◆ GOAL ◆
Scan the entries below and extract each line with the word "music" in it.
··· LISTING
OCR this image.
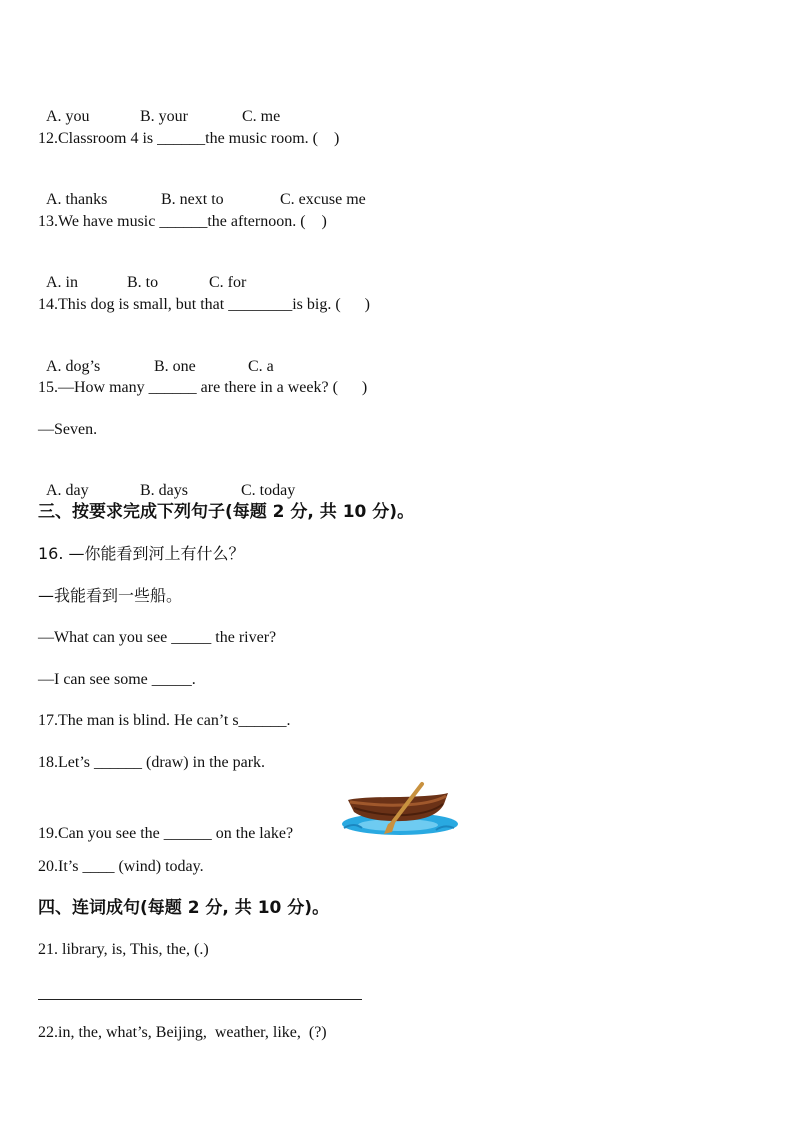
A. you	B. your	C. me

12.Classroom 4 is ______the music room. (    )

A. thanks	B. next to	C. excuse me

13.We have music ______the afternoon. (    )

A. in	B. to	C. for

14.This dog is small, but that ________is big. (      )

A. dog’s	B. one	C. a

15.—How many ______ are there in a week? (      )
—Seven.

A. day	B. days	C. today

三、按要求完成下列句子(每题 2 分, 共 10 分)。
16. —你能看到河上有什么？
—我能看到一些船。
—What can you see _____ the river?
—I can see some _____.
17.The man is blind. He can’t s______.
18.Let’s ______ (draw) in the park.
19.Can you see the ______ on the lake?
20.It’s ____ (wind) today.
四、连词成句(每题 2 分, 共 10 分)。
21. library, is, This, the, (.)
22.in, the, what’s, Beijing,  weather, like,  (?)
······
◆ THE RESULT ◆
12.Classroom 4 is ______the music room. (    )
13.We have music ______the afternoon. (    )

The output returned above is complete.